What is asked. Go through the records and give each one again exactly.

Records for this task.

━━━━━━━━━━━━━━━━

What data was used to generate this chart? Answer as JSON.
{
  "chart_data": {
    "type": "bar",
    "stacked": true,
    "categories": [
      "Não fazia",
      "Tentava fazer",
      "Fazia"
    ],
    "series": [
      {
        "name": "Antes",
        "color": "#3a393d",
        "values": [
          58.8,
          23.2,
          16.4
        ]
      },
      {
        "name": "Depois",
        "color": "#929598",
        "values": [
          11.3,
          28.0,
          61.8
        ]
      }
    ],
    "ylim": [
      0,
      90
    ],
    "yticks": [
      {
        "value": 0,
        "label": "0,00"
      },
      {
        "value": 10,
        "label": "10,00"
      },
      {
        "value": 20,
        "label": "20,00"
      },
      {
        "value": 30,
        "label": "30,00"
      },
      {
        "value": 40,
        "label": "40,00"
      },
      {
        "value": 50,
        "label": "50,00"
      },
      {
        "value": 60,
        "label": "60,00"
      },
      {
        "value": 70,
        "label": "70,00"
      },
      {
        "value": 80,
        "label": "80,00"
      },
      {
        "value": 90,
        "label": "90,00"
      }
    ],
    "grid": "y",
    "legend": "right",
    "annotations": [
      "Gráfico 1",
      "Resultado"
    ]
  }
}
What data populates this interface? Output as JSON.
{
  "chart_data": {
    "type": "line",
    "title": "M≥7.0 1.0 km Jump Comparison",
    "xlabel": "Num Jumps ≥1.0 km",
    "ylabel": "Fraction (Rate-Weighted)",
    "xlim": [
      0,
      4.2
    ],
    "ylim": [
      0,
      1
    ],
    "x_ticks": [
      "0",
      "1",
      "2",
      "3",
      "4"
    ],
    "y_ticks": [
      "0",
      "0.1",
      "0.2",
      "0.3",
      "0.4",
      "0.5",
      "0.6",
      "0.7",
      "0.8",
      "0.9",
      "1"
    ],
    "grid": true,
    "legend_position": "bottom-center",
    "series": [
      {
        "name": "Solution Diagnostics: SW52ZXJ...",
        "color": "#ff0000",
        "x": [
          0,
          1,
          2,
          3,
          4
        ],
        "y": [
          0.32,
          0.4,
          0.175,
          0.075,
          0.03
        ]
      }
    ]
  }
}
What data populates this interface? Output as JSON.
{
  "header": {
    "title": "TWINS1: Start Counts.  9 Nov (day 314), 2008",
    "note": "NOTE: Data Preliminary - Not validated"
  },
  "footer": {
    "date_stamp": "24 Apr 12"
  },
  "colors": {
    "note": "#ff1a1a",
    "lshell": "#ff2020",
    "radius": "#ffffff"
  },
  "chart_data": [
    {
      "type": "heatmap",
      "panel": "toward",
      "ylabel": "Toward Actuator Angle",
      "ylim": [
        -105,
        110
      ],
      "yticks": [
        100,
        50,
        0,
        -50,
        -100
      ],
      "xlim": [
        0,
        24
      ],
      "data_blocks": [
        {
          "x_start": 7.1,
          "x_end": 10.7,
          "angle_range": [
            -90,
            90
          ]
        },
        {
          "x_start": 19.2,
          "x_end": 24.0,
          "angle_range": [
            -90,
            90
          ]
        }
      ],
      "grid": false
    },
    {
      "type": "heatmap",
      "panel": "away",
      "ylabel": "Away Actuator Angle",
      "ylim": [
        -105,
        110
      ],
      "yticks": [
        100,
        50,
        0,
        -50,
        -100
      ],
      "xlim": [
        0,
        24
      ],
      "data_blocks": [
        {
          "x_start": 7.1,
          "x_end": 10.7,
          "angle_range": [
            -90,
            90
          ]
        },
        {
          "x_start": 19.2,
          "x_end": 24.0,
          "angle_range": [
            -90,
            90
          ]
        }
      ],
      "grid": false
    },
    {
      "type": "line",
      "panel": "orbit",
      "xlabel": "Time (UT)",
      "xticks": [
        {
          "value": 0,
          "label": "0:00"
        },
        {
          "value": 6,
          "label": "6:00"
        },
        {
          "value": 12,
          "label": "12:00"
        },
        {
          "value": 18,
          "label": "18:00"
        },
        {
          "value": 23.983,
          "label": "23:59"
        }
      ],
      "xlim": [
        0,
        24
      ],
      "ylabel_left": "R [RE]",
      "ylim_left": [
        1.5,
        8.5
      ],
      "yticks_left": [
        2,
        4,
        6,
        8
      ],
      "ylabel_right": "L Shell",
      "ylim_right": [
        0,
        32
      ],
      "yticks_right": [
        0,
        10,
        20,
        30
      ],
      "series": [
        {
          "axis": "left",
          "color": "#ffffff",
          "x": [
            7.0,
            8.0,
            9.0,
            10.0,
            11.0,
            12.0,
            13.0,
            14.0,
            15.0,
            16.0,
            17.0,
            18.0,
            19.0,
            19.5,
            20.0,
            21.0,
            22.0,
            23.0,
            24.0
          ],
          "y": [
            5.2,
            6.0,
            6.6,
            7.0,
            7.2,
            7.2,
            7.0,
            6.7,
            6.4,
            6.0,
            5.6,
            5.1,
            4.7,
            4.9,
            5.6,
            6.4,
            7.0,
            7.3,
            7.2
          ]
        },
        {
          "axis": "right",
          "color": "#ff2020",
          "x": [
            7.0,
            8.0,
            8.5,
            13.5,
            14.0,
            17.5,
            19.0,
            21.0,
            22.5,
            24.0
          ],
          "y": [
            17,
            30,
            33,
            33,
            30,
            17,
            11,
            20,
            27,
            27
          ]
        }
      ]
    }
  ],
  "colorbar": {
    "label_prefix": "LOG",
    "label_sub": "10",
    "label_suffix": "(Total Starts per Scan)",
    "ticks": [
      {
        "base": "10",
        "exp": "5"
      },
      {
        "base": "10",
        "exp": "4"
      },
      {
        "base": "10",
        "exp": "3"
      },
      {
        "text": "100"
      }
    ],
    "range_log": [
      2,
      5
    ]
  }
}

━━━━━━━━━━━━━━━━

Task solution.
What data was used to generate this chart? Answer as JSON.
{
  "chart_data": {
    "type": "bar",
    "stacked": true,
    "categories": [
      "Não fazia",
      "Tentava fazer",
      "Fazia"
    ],
    "series": [
      {
        "name": "Antes",
        "color": "#3a393d",
        "values": [
          58.8,
          23.2,
          16.4
        ]
      },
      {
        "name": "Depois",
        "color": "#929598",
        "values": [
          11.3,
          28.0,
          61.8
        ]
      }
    ],
    "ylim": [
      0,
      90
    ],
    "yticks": [
      {
        "value": 0,
        "label": "0,00"
      },
      {
        "value": 10,
        "label": "10,00"
      },
      {
        "value": 20,
        "label": "20,00"
      },
      {
        "value": 30,
        "label": "30,00"
      },
      {
        "value": 40,
        "label": "40,00"
      },
      {
        "value": 50,
        "label": "50,00"
      },
      {
        "value": 60,
        "label": "60,00"
      },
      {
        "value": 70,
        "label": "70,00"
      },
      {
        "value": 80,
        "label": "80,00"
      },
      {
        "value": 90,
        "label": "90,00"
      }
    ],
    "grid": "y",
    "legend": "right",
    "annotations": [
      "Gráfico 1",
      "Resultado"
    ]
  }
}
What data populates this interface? Output as JSON.
{
  "chart_data": {
    "type": "line",
    "title": "M≥7.0 1.0 km Jump Comparison",
    "xlabel": "Num Jumps ≥1.0 km",
    "ylabel": "Fraction (Rate-Weighted)",
    "xlim": [
      0,
      4.2
    ],
    "ylim": [
      0,
      1
    ],
    "x_ticks": [
      "0",
      "1",
      "2",
      "3",
      "4"
    ],
    "y_ticks": [
      "0",
      "0.1",
      "0.2",
      "0.3",
      "0.4",
      "0.5",
      "0.6",
      "0.7",
      "0.8",
      "0.9",
      "1"
    ],
    "grid": true,
    "legend_position": "bottom-center",
    "series": [
      {
        "name": "Solution Diagnostics: SW52ZXJ...",
        "color": "#ff0000",
        "x": [
          0,
          1,
          2,
          3,
          4
        ],
        "y": [
          0.32,
          0.4,
          0.175,
          0.075,
          0.03
        ]
      }
    ]
  }
}
What data populates this interface? Output as JSON.
{
  "header": {
    "title": "TWINS1: Start Counts.  9 Nov (day 314), 2008",
    "note": "NOTE: Data Preliminary - Not validated"
  },
  "footer": {
    "date_stamp": "24 Apr 12"
  },
  "colors": {
    "note": "#ff1a1a",
    "lshell": "#ff2020",
    "radius": "#ffffff"
  },
  "chart_data": [
    {
      "type": "heatmap",
      "panel": "toward",
      "ylabel": "Toward Actuator Angle",
      "ylim": [
        -105,
        110
      ],
      "yticks": [
        100,
        50,
        0,
        -50,
        -100
      ],
      "xlim": [
        0,
        24
      ],
      "data_blocks": [
        {
          "x_start": 7.1,
          "x_end": 10.7,
          "angle_range": [
            -90,
            90
          ]
        },
        {
          "x_start": 19.2,
          "x_end": 24.0,
          "angle_range": [
            -90,
            90
          ]
        }
      ],
      "grid": false
    },
    {
      "type": "heatmap",
      "panel": "away",
      "ylabel": "Away Actuator Angle",
      "ylim": [
        -105,
        110
      ],
      "yticks": [
        100,
        50,
        0,
        -50,
        -100
      ],
      "xlim": [
        0,
        24
      ],
      "data_blocks": [
        {
          "x_start": 7.1,
          "x_end": 10.7,
          "angle_range": [
            -90,
            90
          ]
        },
        {
          "x_start": 19.2,
          "x_end": 24.0,
          "angle_range": [
            -90,
            90
          ]
        }
      ],
      "grid": false
    },
    {
      "type": "line",
      "panel": "orbit",
      "xlabel": "Time (UT)",
      "xticks": [
        {
          "value": 0,
          "label": "0:00"
        },
        {
          "value": 6,
          "label": "6:00"
        },
        {
          "value": 12,
          "label": "12:00"
        },
        {
          "value": 18,
          "label": "18:00"
        },
        {
          "value": 23.983,
          "label": "23:59"
        }
      ],
      "xlim": [
        0,
        24
      ],
      "ylabel_left": "R [RE]",
      "ylim_left": [
        1.5,
        8.5
      ],
      "yticks_left": [
        2,
        4,
        6,
        8
      ],
      "ylabel_right": "L Shell",
      "ylim_right": [
        0,
        32
      ],
      "yticks_right": [
        0,
        10,
        20,
        30
      ],
      "series": [
        {
          "axis": "left",
          "color": "#ffffff",
          "x": [
            7.0,
            8.0,
            9.0,
            10.0,
            11.0,
            12.0,
            13.0,
            14.0,
            15.0,
            16.0,
            17.0,
            18.0,
            19.0,
            19.5,
            20.0,
            21.0,
            22.0,
            23.0,
            24.0
          ],
          "y": [
            5.2,
            6.0,
            6.6,
            7.0,
            7.2,
            7.2,
            7.0,
            6.7,
            6.4,
            6.0,
            5.6,
            5.1,
            4.7,
            4.9,
            5.6,
            6.4,
            7.0,
            7.3,
            7.2
          ]
        },
        {
          "axis": "right",
          "color": "#ff2020",
          "x": [
            7.0,
            8.0,
            8.5,
            13.5,
            14.0,
            17.5,
            19.0,
            21.0,
            22.5,
            24.0
          ],
          "y": [
            17,
            30,
            33,
            33,
            30,
            17,
            11,
            20,
            27,
            27
          ]
        }
      ]
    }
  ],
  "colorbar": {
    "label_prefix": "LOG",
    "label_sub": "10",
    "label_suffix": "(Total Starts per Scan)",
    "ticks": [
      {
        "base": "10",
        "exp": "5"
      },
      {
        "base": "10",
        "exp": "4"
      },
      {
        "base": "10",
        "exp": "3"
      },
      {
        "text": "100"
      }
    ],
    "range_log": [
      2,
      5
    ]
  }
}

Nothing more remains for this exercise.